┏━━

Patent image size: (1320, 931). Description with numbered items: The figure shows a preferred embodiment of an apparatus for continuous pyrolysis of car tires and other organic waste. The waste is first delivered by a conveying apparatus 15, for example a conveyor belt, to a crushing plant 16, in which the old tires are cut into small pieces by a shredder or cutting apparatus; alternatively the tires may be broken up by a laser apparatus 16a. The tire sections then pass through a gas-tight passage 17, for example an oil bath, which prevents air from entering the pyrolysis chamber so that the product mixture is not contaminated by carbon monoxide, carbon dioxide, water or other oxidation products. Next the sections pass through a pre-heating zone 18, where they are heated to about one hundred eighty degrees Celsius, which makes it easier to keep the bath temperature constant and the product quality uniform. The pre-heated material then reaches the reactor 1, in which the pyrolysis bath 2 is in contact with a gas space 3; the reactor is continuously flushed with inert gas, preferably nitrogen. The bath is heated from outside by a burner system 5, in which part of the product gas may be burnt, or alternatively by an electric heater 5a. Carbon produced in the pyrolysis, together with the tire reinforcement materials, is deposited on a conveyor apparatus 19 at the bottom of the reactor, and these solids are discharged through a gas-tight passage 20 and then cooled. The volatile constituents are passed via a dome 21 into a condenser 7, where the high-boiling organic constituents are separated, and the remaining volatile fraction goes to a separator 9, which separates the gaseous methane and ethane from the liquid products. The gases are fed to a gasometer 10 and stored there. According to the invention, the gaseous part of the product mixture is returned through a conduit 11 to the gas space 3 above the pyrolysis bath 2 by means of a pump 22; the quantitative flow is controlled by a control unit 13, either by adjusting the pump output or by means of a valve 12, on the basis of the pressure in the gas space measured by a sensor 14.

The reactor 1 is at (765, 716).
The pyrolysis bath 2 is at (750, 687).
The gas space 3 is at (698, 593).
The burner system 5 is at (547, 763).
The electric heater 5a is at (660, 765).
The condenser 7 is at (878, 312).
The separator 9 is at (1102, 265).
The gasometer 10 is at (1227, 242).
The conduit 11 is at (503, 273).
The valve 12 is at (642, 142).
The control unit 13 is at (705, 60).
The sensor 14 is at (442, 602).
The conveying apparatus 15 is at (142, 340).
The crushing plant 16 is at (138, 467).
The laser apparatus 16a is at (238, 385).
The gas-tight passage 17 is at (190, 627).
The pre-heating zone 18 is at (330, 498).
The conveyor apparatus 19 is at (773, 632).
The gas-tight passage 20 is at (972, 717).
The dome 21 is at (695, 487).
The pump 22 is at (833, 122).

┗━━
┏━━

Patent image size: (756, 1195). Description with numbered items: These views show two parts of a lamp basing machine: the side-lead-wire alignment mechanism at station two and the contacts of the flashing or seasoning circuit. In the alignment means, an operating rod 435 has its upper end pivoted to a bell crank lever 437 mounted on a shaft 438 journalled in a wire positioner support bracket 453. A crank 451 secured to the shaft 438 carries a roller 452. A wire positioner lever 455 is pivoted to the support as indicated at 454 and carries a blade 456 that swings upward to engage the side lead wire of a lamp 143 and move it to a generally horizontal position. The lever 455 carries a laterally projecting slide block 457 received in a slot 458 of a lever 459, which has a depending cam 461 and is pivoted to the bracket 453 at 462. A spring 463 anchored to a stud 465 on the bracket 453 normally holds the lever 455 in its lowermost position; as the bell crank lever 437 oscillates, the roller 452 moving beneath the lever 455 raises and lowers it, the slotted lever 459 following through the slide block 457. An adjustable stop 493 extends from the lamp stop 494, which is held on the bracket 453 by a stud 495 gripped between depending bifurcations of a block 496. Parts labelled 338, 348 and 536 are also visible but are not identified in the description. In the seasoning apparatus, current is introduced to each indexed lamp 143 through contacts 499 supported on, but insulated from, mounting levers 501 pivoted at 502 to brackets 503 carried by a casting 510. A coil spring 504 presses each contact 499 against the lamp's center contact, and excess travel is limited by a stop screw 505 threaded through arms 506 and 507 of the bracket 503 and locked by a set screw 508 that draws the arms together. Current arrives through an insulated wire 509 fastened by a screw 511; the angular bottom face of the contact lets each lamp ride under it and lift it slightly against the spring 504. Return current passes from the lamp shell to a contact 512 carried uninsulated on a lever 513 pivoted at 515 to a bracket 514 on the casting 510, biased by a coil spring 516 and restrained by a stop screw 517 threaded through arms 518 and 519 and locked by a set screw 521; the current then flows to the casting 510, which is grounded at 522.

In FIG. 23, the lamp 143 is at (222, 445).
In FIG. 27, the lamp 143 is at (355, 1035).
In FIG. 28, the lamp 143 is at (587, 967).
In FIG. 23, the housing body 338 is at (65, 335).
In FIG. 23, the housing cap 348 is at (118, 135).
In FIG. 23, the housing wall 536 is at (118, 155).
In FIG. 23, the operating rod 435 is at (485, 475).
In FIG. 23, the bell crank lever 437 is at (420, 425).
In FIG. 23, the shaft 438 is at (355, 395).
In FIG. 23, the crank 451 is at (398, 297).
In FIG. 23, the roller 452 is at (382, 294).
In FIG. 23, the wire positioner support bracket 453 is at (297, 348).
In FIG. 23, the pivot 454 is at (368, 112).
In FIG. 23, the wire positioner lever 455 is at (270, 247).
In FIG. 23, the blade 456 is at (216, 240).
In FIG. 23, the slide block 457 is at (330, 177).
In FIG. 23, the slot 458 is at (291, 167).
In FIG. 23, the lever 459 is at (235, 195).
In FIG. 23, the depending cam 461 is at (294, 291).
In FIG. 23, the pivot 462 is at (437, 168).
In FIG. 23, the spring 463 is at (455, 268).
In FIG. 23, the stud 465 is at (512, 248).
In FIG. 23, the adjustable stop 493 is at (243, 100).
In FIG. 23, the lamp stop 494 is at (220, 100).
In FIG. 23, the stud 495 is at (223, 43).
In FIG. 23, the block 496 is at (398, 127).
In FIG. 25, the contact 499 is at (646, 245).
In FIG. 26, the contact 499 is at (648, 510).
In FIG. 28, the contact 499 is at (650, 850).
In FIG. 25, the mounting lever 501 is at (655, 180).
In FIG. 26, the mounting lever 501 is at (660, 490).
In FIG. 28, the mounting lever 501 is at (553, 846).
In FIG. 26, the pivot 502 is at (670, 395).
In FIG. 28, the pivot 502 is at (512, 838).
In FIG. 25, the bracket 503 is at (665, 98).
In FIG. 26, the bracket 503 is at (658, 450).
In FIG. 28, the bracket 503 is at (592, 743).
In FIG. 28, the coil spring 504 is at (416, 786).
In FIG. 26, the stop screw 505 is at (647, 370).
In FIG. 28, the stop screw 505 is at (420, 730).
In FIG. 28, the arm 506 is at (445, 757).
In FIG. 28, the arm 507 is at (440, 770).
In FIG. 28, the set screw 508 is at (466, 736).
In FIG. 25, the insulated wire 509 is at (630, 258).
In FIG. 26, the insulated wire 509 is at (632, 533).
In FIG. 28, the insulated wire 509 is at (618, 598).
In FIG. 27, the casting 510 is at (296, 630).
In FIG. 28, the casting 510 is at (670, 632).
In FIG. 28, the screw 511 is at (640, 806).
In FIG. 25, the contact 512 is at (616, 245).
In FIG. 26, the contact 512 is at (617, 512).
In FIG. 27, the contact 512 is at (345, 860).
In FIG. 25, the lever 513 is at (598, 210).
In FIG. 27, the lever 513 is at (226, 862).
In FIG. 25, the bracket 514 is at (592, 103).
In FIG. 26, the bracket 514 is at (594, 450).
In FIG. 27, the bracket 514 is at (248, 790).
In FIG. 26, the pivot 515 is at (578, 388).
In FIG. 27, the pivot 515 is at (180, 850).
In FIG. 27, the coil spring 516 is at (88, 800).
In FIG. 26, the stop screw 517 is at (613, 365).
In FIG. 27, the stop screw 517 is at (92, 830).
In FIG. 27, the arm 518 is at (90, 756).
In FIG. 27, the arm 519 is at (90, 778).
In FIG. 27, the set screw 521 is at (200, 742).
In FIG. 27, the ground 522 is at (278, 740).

┗━━
┏━━

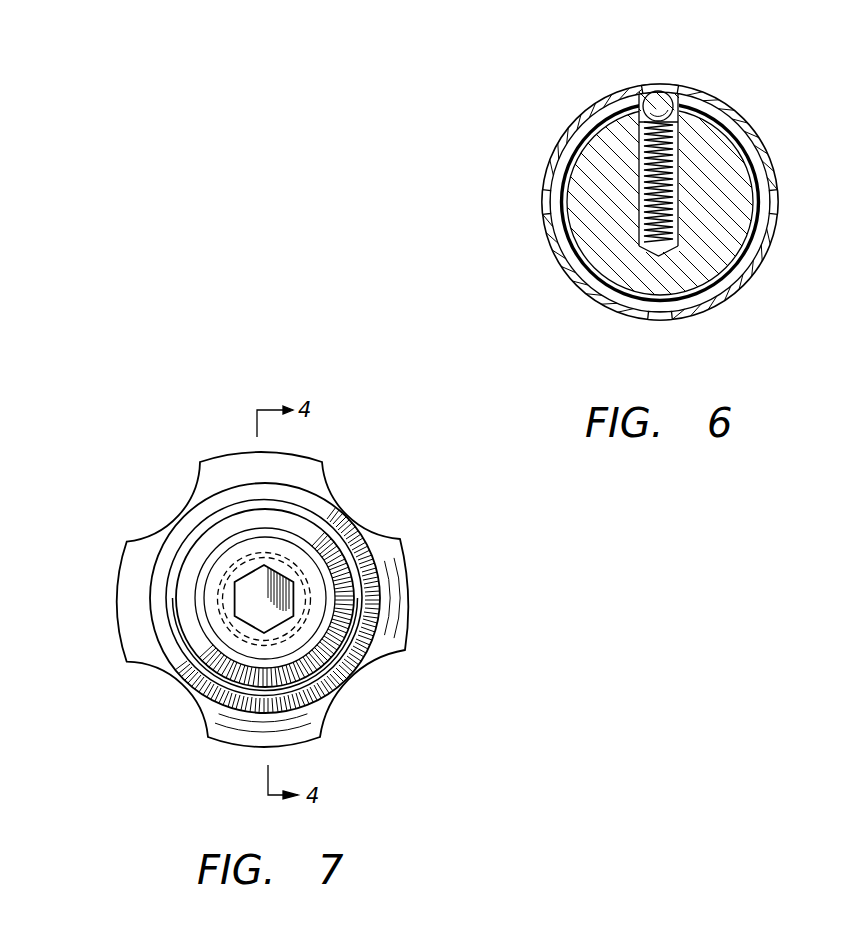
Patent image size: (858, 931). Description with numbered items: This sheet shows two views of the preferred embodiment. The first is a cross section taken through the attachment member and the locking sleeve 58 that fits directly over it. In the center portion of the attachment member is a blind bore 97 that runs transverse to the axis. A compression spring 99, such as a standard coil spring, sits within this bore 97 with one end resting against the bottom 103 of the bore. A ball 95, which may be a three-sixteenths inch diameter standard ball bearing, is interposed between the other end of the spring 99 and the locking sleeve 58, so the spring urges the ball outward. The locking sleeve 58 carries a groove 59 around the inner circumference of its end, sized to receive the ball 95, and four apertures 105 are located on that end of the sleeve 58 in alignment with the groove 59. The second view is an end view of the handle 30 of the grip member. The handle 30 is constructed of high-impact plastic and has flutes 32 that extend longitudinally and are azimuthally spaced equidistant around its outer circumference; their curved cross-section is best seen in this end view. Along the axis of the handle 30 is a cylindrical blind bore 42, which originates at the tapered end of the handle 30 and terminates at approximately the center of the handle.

┗━━

**What to do:**
Change "car tires" to "automobile tires" in the lines from the line with "Patent image size: (1320, 931)." to the line with "The pyrolysis bath 2 is at (750, 687).", and give only those lines with everything else unchanged.

**Final answer:**
Patent image size: (1320, 931). Description with numbered items: The figure shows a preferred embodiment of an apparatus for continuous pyrolysis of automobile tires and other organic waste. The waste is first delivered by a conveying apparatus 15, for example a conveyor belt, to a crushing plant 16, in which the old tires are cut into small pieces by a shredder or cutting apparatus; alternatively the tires may be broken up by a laser apparatus 16a. The tire sections then pass through a gas-tight passage 17, for example an oil bath, which prevents air from entering the pyrolysis chamber so that the product mixture is not contaminated by carbon monoxide, carbon dioxide, water or other oxidation products. Next the sections pass through a pre-heating zone 18, where they are heated to about one hundred eighty degrees Celsius, which makes it easier to keep the bath temperature constant and the product quality uniform. The pre-heated material then reaches the reactor 1, in which the pyrolysis bath 2 is in contact with a gas space 3; the reactor is continuously flushed with inert gas, preferably nitrogen. The bath is heated from outside by a burner system 5, in which part of the product gas may be burnt, or alternatively by an electric heater 5a. Carbon produced in the pyrolysis, together with the tire reinforcement materials, is deposited on a conveyor apparatus 19 at the bottom of the reactor, and these solids are discharged through a gas-tight passage 20 and then cooled. The volatile constituents are passed via a dome 21 into a condenser 7, where the high-boiling organic constituents are separated, and the remaining volatile fraction goes to a separator 9, which separates the gaseous methane and ethane from the liquid products. The gases are fed to a gasometer 10 and stored there. According to the invention, the gaseous part of the product mixture is returned through a conduit 11 to the gas space 3 above the pyrolysis bath 2 by means of a pump 22; the quantitative flow is controlled by a control unit 13, either by adjusting the pump output or by means of a valve 12, on the basis of the pressure in the gas space measured by a sensor 14.

The reactor 1 is at (765, 716).
The pyrolysis bath 2 is at (750, 687).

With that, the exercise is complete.